Written request: Output each line of the material exactly as it stands.
···
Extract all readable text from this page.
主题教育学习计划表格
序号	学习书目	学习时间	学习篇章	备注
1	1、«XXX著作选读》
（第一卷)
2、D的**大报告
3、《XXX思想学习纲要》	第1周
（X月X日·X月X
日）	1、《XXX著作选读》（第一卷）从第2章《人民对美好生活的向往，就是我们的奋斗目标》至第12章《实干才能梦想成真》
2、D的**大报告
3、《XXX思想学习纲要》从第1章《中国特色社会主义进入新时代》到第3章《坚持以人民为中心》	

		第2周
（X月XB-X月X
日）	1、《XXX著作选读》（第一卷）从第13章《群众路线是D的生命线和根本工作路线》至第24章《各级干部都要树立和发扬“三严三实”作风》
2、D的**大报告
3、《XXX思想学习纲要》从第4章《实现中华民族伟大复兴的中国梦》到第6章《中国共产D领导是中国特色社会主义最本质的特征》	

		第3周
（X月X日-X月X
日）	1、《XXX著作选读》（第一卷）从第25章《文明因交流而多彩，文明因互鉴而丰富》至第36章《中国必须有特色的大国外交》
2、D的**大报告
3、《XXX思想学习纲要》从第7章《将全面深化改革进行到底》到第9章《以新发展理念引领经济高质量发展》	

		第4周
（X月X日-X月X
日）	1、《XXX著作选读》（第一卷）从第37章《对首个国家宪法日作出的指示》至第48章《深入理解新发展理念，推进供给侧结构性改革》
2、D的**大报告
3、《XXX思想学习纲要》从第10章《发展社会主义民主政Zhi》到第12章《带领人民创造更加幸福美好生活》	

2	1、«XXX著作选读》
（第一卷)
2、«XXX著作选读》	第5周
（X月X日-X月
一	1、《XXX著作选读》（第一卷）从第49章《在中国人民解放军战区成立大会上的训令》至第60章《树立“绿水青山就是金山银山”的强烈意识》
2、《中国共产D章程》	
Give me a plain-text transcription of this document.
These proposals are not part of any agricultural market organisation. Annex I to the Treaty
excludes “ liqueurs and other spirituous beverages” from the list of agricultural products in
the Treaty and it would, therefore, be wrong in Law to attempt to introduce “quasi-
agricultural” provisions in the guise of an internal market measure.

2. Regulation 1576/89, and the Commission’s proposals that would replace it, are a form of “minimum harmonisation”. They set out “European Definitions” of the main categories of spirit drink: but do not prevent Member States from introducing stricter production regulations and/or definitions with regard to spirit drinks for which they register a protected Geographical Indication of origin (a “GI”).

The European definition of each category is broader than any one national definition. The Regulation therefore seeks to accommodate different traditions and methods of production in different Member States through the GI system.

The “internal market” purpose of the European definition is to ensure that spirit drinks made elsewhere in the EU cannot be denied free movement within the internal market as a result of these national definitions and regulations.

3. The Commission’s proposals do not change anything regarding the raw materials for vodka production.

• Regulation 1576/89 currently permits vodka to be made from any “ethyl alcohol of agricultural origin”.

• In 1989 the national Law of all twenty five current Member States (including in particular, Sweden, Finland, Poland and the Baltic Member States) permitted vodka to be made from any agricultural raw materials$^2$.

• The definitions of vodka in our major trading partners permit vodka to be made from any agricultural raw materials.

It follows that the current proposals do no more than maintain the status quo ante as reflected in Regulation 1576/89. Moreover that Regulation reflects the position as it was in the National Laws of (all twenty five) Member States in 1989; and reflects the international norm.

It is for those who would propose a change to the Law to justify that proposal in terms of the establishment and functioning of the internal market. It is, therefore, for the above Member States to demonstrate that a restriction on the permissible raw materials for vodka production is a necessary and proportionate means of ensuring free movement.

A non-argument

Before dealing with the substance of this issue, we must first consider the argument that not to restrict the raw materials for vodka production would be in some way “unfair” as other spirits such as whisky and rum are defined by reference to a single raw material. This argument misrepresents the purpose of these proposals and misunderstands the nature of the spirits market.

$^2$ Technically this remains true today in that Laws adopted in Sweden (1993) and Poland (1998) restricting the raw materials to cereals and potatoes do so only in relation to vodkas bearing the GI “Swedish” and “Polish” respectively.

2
···
Exercise solution:
Extract all readable text from this page.
主题教育学习计划表格
序号	学习书目	学习时间	学习篇章	备注
1	1、«XXX著作选读》
（第一卷)
2、D的**大报告
3、《XXX思想学习纲要》	第1周
（X月X日·X月X
日）	1、《XXX著作选读》（第一卷）从第2章《人民对美好生活的向往，就是我们的奋斗目标》至第12章《实干才能梦想成真》
2、D的**大报告
3、《XXX思想学习纲要》从第1章《中国特色社会主义进入新时代》到第3章《坚持以人民为中心》	

		第2周
（X月XB-X月X
日）	1、《XXX著作选读》（第一卷）从第13章《群众路线是D的生命线和根本工作路线》至第24章《各级干部都要树立和发扬“三严三实”作风》
2、D的**大报告
3、《XXX思想学习纲要》从第4章《实现中华民族伟大复兴的中国梦》到第6章《中国共产D领导是中国特色社会主义最本质的特征》	

		第3周
（X月X日-X月X
日）	1、《XXX著作选读》（第一卷）从第25章《文明因交流而多彩，文明因互鉴而丰富》至第36章《中国必须有特色的大国外交》
2、D的**大报告
3、《XXX思想学习纲要》从第7章《将全面深化改革进行到底》到第9章《以新发展理念引领经济高质量发展》	

		第4周
（X月X日-X月X
日）	1、《XXX著作选读》（第一卷）从第37章《对首个国家宪法日作出的指示》至第48章《深入理解新发展理念，推进供给侧结构性改革》
2、D的**大报告
3、《XXX思想学习纲要》从第10章《发展社会主义民主政Zhi》到第12章《带领人民创造更加幸福美好生活》	

2	1、«XXX著作选读》
（第一卷)
2、«XXX著作选读》	第5周
（X月X日-X月
一	1、《XXX著作选读》（第一卷）从第49章《在中国人民解放军战区成立大会上的训令》至第60章《树立“绿水青山就是金山银山”的强烈意识》
2、《中国共产D章程》	
Give me a plain-text transcription of this document.
These proposals are not part of any agricultural market organisation. Annex I to the Treaty
excludes “ liqueurs and other spirituous beverages” from the list of agricultural products in
the Treaty and it would, therefore, be wrong in Law to attempt to introduce “quasi-
agricultural” provisions in the guise of an internal market measure.

2. Regulation 1576/89, and the Commission’s proposals that would replace it, are a form of “minimum harmonisation”. They set out “European Definitions” of the main categories of spirit drink: but do not prevent Member States from introducing stricter production regulations and/or definitions with regard to spirit drinks for which they register a protected Geographical Indication of origin (a “GI”).

The European definition of each category is broader than any one national definition. The Regulation therefore seeks to accommodate different traditions and methods of production in different Member States through the GI system.

The “internal market” purpose of the European definition is to ensure that spirit drinks made elsewhere in the EU cannot be denied free movement within the internal market as a result of these national definitions and regulations.

3. The Commission’s proposals do not change anything regarding the raw materials for vodka production.

• Regulation 1576/89 currently permits vodka to be made from any “ethyl alcohol of agricultural origin”.

• In 1989 the national Law of all twenty five current Member States (including in particular, Sweden, Finland, Poland and the Baltic Member States) permitted vodka to be made from any agricultural raw materials$^2$.

• The definitions of vodka in our major trading partners permit vodka to be made from any agricultural raw materials.

It follows that the current proposals do no more than maintain the status quo ante as reflected in Regulation 1576/89. Moreover that Regulation reflects the position as it was in the National Laws of (all twenty five) Member States in 1989; and reflects the international norm.

It is for those who would propose a change to the Law to justify that proposal in terms of the establishment and functioning of the internal market. It is, therefore, for the above Member States to demonstrate that a restriction on the permissible raw materials for vodka production is a necessary and proportionate means of ensuring free movement.

A non-argument

Before dealing with the substance of this issue, we must first consider the argument that not to restrict the raw materials for vodka production would be in some way “unfair” as other spirits such as whisky and rum are defined by reference to a single raw material. This argument misrepresents the purpose of these proposals and misunderstands the nature of the spirits market.

$^2$ Technically this remains true today in that Laws adopted in Sweden (1993) and Poland (1998) restricting the raw materials to cereals and potatoes do so only in relation to vodkas bearing the GI “Swedish” and “Polish” respectively.

2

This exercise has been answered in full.